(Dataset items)
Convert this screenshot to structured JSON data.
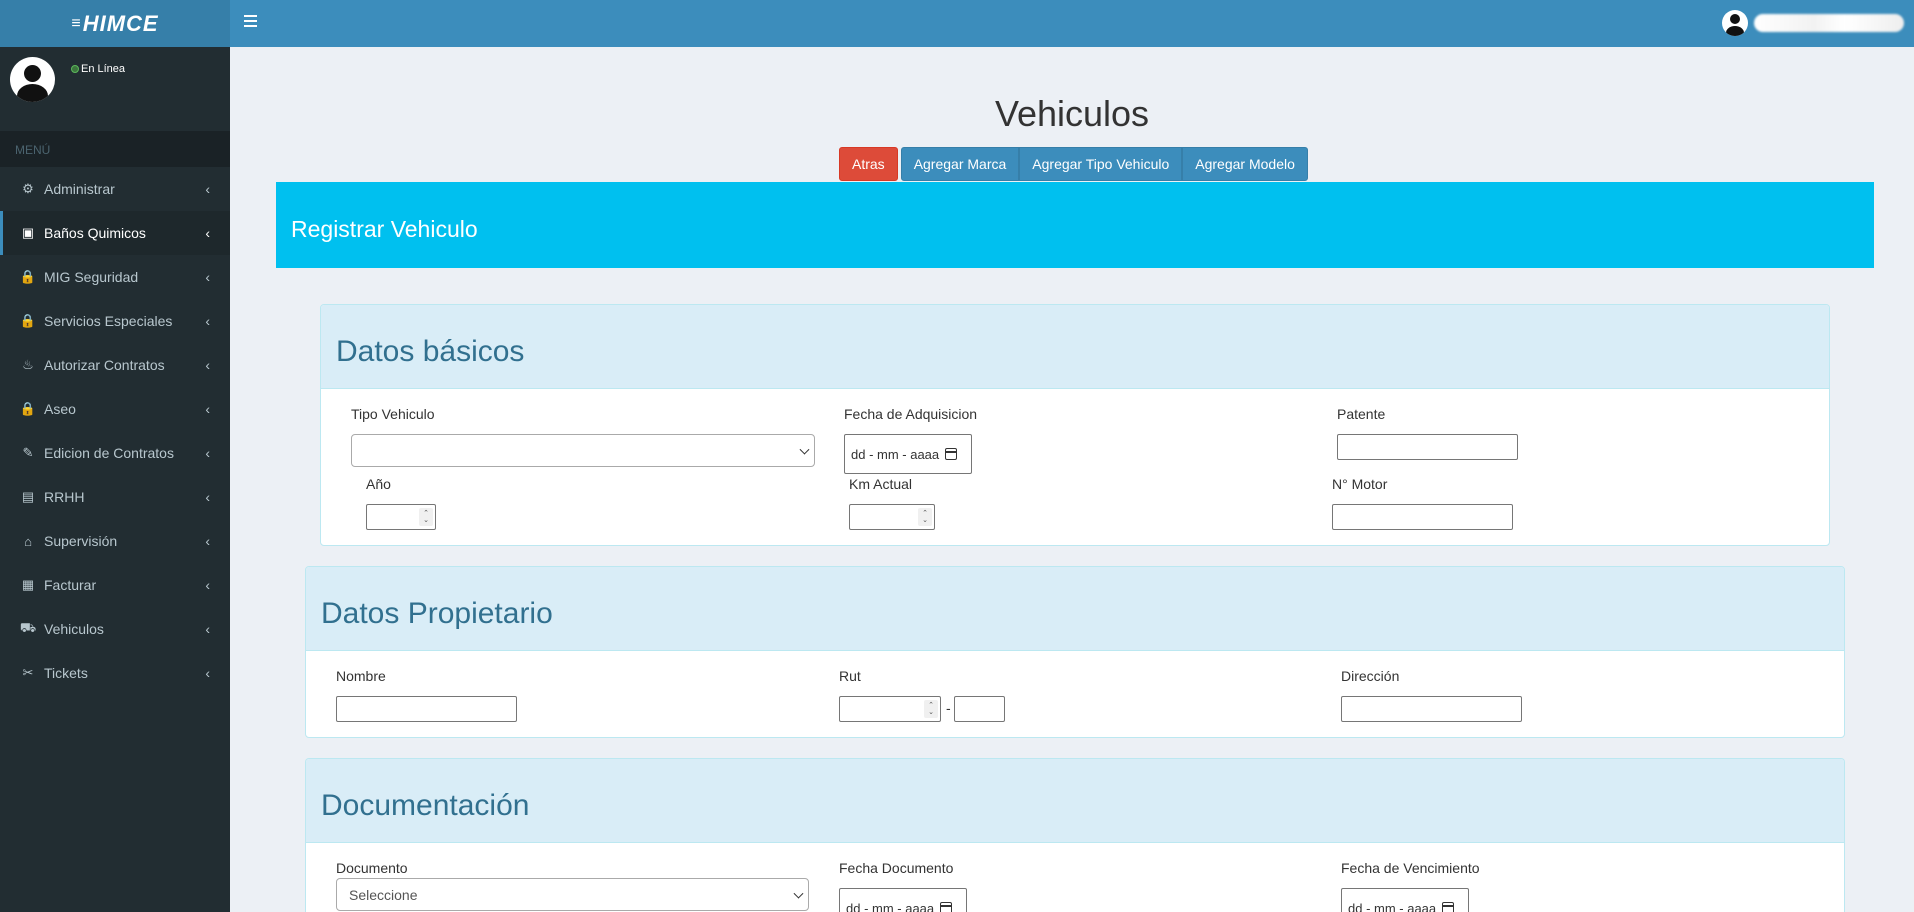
{
  "header": {
    "logo": "HIMCE",
    "logo_prefix": "≡"
  },
  "sidebar": {
    "status": "En Línea",
    "menu_header": "MENÚ",
    "items": [
      {
        "label": "Administrar",
        "icon": "cogs-icon",
        "glyph": "⚙"
      },
      {
        "label": "Baños Quimicos",
        "icon": "briefcase-icon",
        "glyph": "▣"
      },
      {
        "label": "MIG Seguridad",
        "icon": "lock-icon",
        "glyph": "🔒"
      },
      {
        "label": "Servicios Especiales",
        "icon": "lock-icon",
        "glyph": "🔒"
      },
      {
        "label": "Autorizar Contratos",
        "icon": "fire-icon",
        "glyph": "♨"
      },
      {
        "label": "Aseo",
        "icon": "lock-icon",
        "glyph": "🔒"
      },
      {
        "label": "Edicion de Contratos",
        "icon": "edit-icon",
        "glyph": "✎"
      },
      {
        "label": "RRHH",
        "icon": "book-icon",
        "glyph": "▤"
      },
      {
        "label": "Supervisión",
        "icon": "bank-icon",
        "glyph": "⌂"
      },
      {
        "label": "Facturar",
        "icon": "archive-icon",
        "glyph": "▦"
      },
      {
        "label": "Vehiculos",
        "icon": "car-icon",
        "glyph": "⛟"
      },
      {
        "label": "Tickets",
        "icon": "ticket-icon",
        "glyph": "✂"
      }
    ],
    "active_index": 1
  },
  "page": {
    "title": "Vehiculos",
    "buttons": {
      "back": "Atras",
      "add_brand": "Agregar Marca",
      "add_type": "Agregar Tipo Vehiculo",
      "add_model": "Agregar Modelo"
    },
    "register_title": "Registrar Vehiculo"
  },
  "basic": {
    "title": "Datos básicos",
    "tipo_label": "Tipo Vehiculo",
    "tipo_value": "",
    "fecha_label": "Fecha de Adquisicion",
    "fecha_placeholder": "dd - mm - aaaa",
    "patente_label": "Patente",
    "patente_value": "",
    "anio_label": "Año",
    "km_label": "Km Actual",
    "motor_label": "N° Motor"
  },
  "owner": {
    "title": "Datos Propietario",
    "nombre_label": "Nombre",
    "rut_label": "Rut",
    "rut_separator": "-",
    "direccion_label": "Dirección"
  },
  "docs": {
    "title": "Documentación",
    "documento_label": "Documento",
    "documento_value": "Seleccione",
    "fecha_doc_label": "Fecha Documento",
    "fecha_doc_placeholder": "dd - mm - aaaa",
    "fecha_venc_label": "Fecha de Vencimiento",
    "fecha_venc_placeholder": "dd - mm - aaaa"
  }
}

**Stated goal:**
Work out the number of lines in this listing that include the word "aaaa". Reply with that number only.

**Solution for this task:**
3